• [Stated problem]: Give the number of lines containing the word "ylabel" and nothing more.

(Items from a figure collection)
····················

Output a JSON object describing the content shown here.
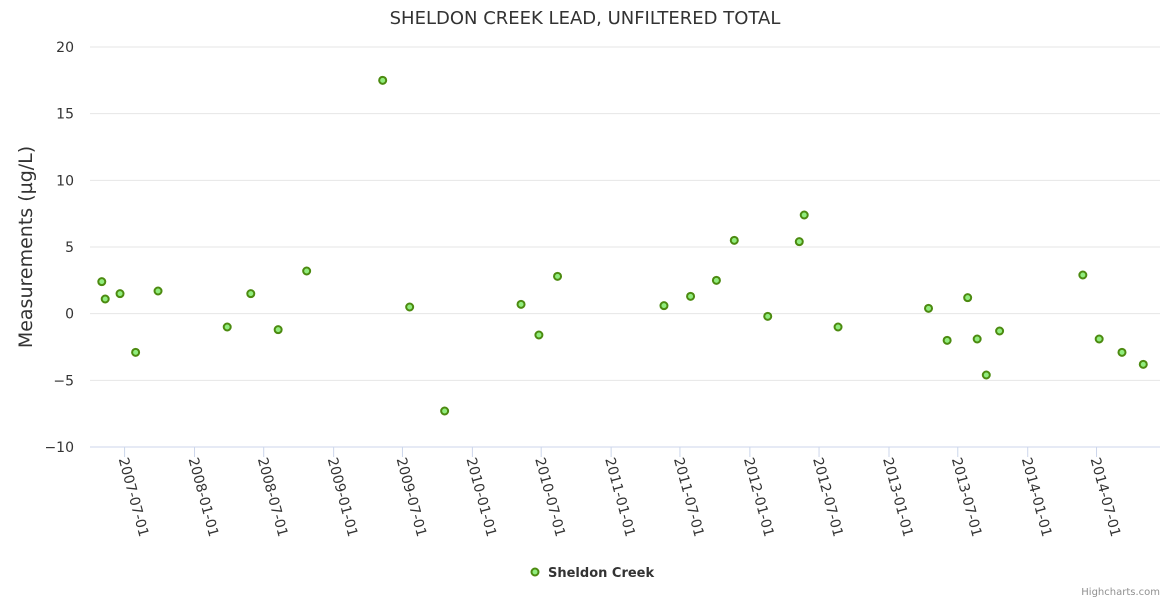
{
  "chart_data": {
    "type": "scatter",
    "title": "SHELDON CREEK LEAD, UNFILTERED TOTAL",
    "ylabel": "Measurements (µg/L)",
    "xlabel": "",
    "ylim": [
      -10,
      20
    ],
    "yticks": [
      20,
      15,
      10,
      5,
      0,
      -5,
      -10
    ],
    "ytick_labels": [
      "20",
      "15",
      "10",
      "5",
      "0",
      "−5",
      "−10"
    ],
    "xlim": [
      "2007-04-01",
      "2014-12-15"
    ],
    "xticks": [
      "2007-07-01",
      "2008-01-01",
      "2008-07-01",
      "2009-01-01",
      "2009-07-01",
      "2010-01-01",
      "2010-07-01",
      "2011-01-01",
      "2011-07-01",
      "2012-01-01",
      "2012-07-01",
      "2013-01-01",
      "2013-07-01",
      "2014-01-01",
      "2014-07-01"
    ],
    "grid": true,
    "legend_position": "bottom-center",
    "series": [
      {
        "name": "Sheldon Creek",
        "color": "#90ed7d",
        "outline": "#4c8a10",
        "points": [
          {
            "x": "2007-05-02",
            "y": 2.4
          },
          {
            "x": "2007-05-11",
            "y": 1.1
          },
          {
            "x": "2007-06-19",
            "y": 1.5
          },
          {
            "x": "2007-07-30",
            "y": -2.9
          },
          {
            "x": "2007-09-27",
            "y": 1.7
          },
          {
            "x": "2008-03-27",
            "y": -1.0
          },
          {
            "x": "2008-05-28",
            "y": 1.5
          },
          {
            "x": "2008-08-08",
            "y": -1.2
          },
          {
            "x": "2008-10-22",
            "y": 3.2
          },
          {
            "x": "2009-05-10",
            "y": 17.5
          },
          {
            "x": "2009-07-20",
            "y": 0.5
          },
          {
            "x": "2009-10-20",
            "y": -7.3
          },
          {
            "x": "2010-05-09",
            "y": 0.7
          },
          {
            "x": "2010-06-25",
            "y": -1.6
          },
          {
            "x": "2010-08-13",
            "y": 2.8
          },
          {
            "x": "2011-05-20",
            "y": 0.6
          },
          {
            "x": "2011-07-29",
            "y": 1.3
          },
          {
            "x": "2011-10-05",
            "y": 2.5
          },
          {
            "x": "2011-11-21",
            "y": 5.5
          },
          {
            "x": "2012-02-17",
            "y": -0.2
          },
          {
            "x": "2012-05-10",
            "y": 5.4
          },
          {
            "x": "2012-05-23",
            "y": 7.4
          },
          {
            "x": "2012-08-20",
            "y": -1.0
          },
          {
            "x": "2013-04-15",
            "y": 0.4
          },
          {
            "x": "2013-06-03",
            "y": -2.0
          },
          {
            "x": "2013-07-27",
            "y": 1.2
          },
          {
            "x": "2013-08-21",
            "y": -1.9
          },
          {
            "x": "2013-09-14",
            "y": -4.6
          },
          {
            "x": "2013-10-19",
            "y": -1.3
          },
          {
            "x": "2014-05-26",
            "y": 2.9
          },
          {
            "x": "2014-07-08",
            "y": -1.9
          },
          {
            "x": "2014-09-06",
            "y": -2.9
          },
          {
            "x": "2014-11-01",
            "y": -3.8
          }
        ]
      }
    ],
    "credits": "Highcharts.com"
  }
}
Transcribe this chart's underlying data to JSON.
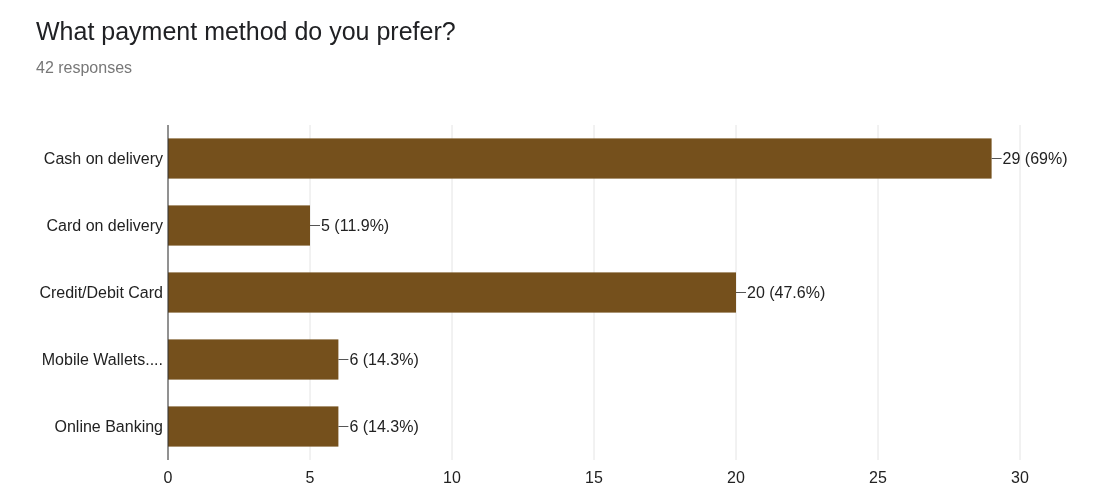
{
  "chart_data": {
    "type": "bar",
    "orientation": "horizontal",
    "title": "What payment method do you prefer?",
    "subtitle": "42 responses",
    "categories": [
      "Cash on delivery",
      "Card on delivery",
      "Credit/Debit Card",
      "Mobile Wallets....",
      "Online Banking"
    ],
    "values": [
      29,
      5,
      20,
      6,
      6
    ],
    "color": "#75501c",
    "value_labels": [
      "29 (69%)",
      "5 (11.9%)",
      "20 (47.6%)",
      "6 (14.3%)",
      "6 (14.3%)"
    ],
    "xlim": [
      0,
      30
    ],
    "xticks": [
      0,
      5,
      10,
      15,
      20,
      25,
      30
    ],
    "grid": "x"
  }
}
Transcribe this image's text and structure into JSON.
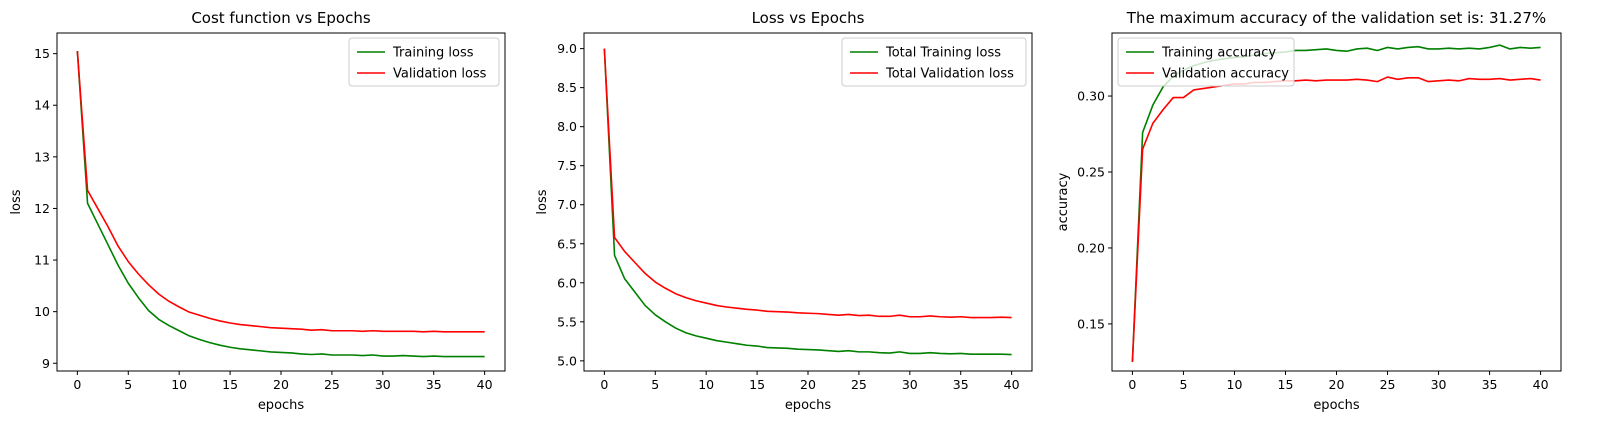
{
  "chart_data": [
    {
      "type": "line",
      "title": "Cost function vs Epochs",
      "xlabel": "epochs",
      "ylabel": "loss",
      "xlim": [
        -2,
        42
      ],
      "ylim": [
        8.85,
        15.4
      ],
      "xticks": [
        0,
        5,
        10,
        15,
        20,
        25,
        30,
        35,
        40
      ],
      "yticks": [
        9,
        10,
        11,
        12,
        13,
        14,
        15
      ],
      "tick_decimals": 0,
      "legend_position": "upper right",
      "x": [
        0,
        1,
        2,
        3,
        4,
        5,
        6,
        7,
        8,
        9,
        10,
        11,
        12,
        13,
        14,
        15,
        16,
        17,
        18,
        19,
        20,
        21,
        22,
        23,
        24,
        25,
        26,
        27,
        28,
        29,
        30,
        31,
        32,
        33,
        34,
        35,
        36,
        37,
        38,
        39,
        40
      ],
      "series": [
        {
          "name": "Training loss",
          "color": "#008000",
          "values": [
            15.05,
            12.1,
            11.7,
            11.3,
            10.9,
            10.55,
            10.27,
            10.02,
            9.85,
            9.73,
            9.63,
            9.53,
            9.46,
            9.4,
            9.35,
            9.31,
            9.28,
            9.26,
            9.24,
            9.22,
            9.21,
            9.2,
            9.18,
            9.17,
            9.18,
            9.16,
            9.16,
            9.16,
            9.15,
            9.16,
            9.14,
            9.14,
            9.15,
            9.14,
            9.13,
            9.14,
            9.13,
            9.13,
            9.13,
            9.13,
            9.13
          ]
        },
        {
          "name": "Validation loss",
          "color": "#ff0000",
          "values": [
            15.05,
            12.35,
            12.0,
            11.65,
            11.27,
            10.97,
            10.73,
            10.52,
            10.34,
            10.2,
            10.09,
            9.99,
            9.93,
            9.87,
            9.82,
            9.78,
            9.75,
            9.73,
            9.71,
            9.69,
            9.68,
            9.67,
            9.66,
            9.64,
            9.65,
            9.63,
            9.63,
            9.63,
            9.62,
            9.63,
            9.62,
            9.62,
            9.62,
            9.62,
            9.61,
            9.62,
            9.61,
            9.61,
            9.61,
            9.61,
            9.61
          ]
        }
      ]
    },
    {
      "type": "line",
      "title": "Loss vs Epochs",
      "xlabel": "epochs",
      "ylabel": "loss",
      "xlim": [
        -2,
        42
      ],
      "ylim": [
        4.87,
        9.2
      ],
      "xticks": [
        0,
        5,
        10,
        15,
        20,
        25,
        30,
        35,
        40
      ],
      "yticks": [
        5.0,
        5.5,
        6.0,
        6.5,
        7.0,
        7.5,
        8.0,
        8.5,
        9.0
      ],
      "tick_decimals": 1,
      "legend_position": "upper right",
      "x": [
        0,
        1,
        2,
        3,
        4,
        5,
        6,
        7,
        8,
        9,
        10,
        11,
        12,
        13,
        14,
        15,
        16,
        17,
        18,
        19,
        20,
        21,
        22,
        23,
        24,
        25,
        26,
        27,
        28,
        29,
        30,
        31,
        32,
        33,
        34,
        35,
        36,
        37,
        38,
        39,
        40
      ],
      "series": [
        {
          "name": "Total Training loss",
          "color": "#008000",
          "values": [
            9.0,
            6.35,
            6.05,
            5.88,
            5.71,
            5.59,
            5.5,
            5.42,
            5.36,
            5.32,
            5.29,
            5.26,
            5.24,
            5.22,
            5.2,
            5.19,
            5.17,
            5.165,
            5.16,
            5.15,
            5.145,
            5.14,
            5.13,
            5.12,
            5.13,
            5.115,
            5.115,
            5.105,
            5.1,
            5.115,
            5.095,
            5.095,
            5.105,
            5.095,
            5.09,
            5.095,
            5.085,
            5.085,
            5.085,
            5.085,
            5.08
          ]
        },
        {
          "name": "Total Validation loss",
          "color": "#ff0000",
          "values": [
            9.0,
            6.58,
            6.4,
            6.26,
            6.12,
            6.01,
            5.93,
            5.86,
            5.81,
            5.77,
            5.74,
            5.71,
            5.69,
            5.675,
            5.66,
            5.65,
            5.635,
            5.63,
            5.625,
            5.615,
            5.61,
            5.605,
            5.595,
            5.585,
            5.595,
            5.58,
            5.585,
            5.57,
            5.57,
            5.585,
            5.565,
            5.565,
            5.575,
            5.565,
            5.56,
            5.565,
            5.555,
            5.555,
            5.555,
            5.56,
            5.555
          ]
        }
      ]
    },
    {
      "type": "line",
      "title": "The maximum accuracy of the validation set is: 31.27%",
      "xlabel": "epochs",
      "ylabel": "accuracy",
      "xlim": [
        -2,
        42
      ],
      "ylim": [
        0.119,
        0.3415
      ],
      "xticks": [
        0,
        5,
        10,
        15,
        20,
        25,
        30,
        35,
        40
      ],
      "yticks": [
        0.15,
        0.2,
        0.25,
        0.3
      ],
      "tick_decimals": 2,
      "legend_position": "upper left",
      "x": [
        0,
        1,
        2,
        3,
        4,
        5,
        6,
        7,
        8,
        9,
        10,
        11,
        12,
        13,
        14,
        15,
        16,
        17,
        18,
        19,
        20,
        21,
        22,
        23,
        24,
        25,
        26,
        27,
        28,
        29,
        30,
        31,
        32,
        33,
        34,
        35,
        36,
        37,
        38,
        39,
        40
      ],
      "series": [
        {
          "name": "Training accuracy",
          "color": "#008000",
          "values": [
            0.125,
            0.276,
            0.294,
            0.306,
            0.313,
            0.317,
            0.32,
            0.322,
            0.3235,
            0.3245,
            0.3255,
            0.326,
            0.327,
            0.328,
            0.3285,
            0.329,
            0.33,
            0.33,
            0.3305,
            0.331,
            0.33,
            0.3295,
            0.331,
            0.3315,
            0.33,
            0.332,
            0.331,
            0.332,
            0.3325,
            0.331,
            0.331,
            0.3315,
            0.331,
            0.3315,
            0.331,
            0.332,
            0.3335,
            0.331,
            0.332,
            0.3315,
            0.332
          ]
        },
        {
          "name": "Validation accuracy",
          "color": "#ff0000",
          "values": [
            0.125,
            0.265,
            0.282,
            0.291,
            0.299,
            0.299,
            0.304,
            0.305,
            0.306,
            0.307,
            0.308,
            0.308,
            0.309,
            0.309,
            0.3095,
            0.31,
            0.31,
            0.3105,
            0.31,
            0.3105,
            0.3105,
            0.3105,
            0.311,
            0.3105,
            0.3095,
            0.3125,
            0.311,
            0.312,
            0.312,
            0.3095,
            0.31,
            0.3105,
            0.31,
            0.3115,
            0.311,
            0.311,
            0.3115,
            0.3105,
            0.311,
            0.3115,
            0.3105
          ]
        }
      ]
    }
  ]
}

····················

• [Response to the exercise]: 4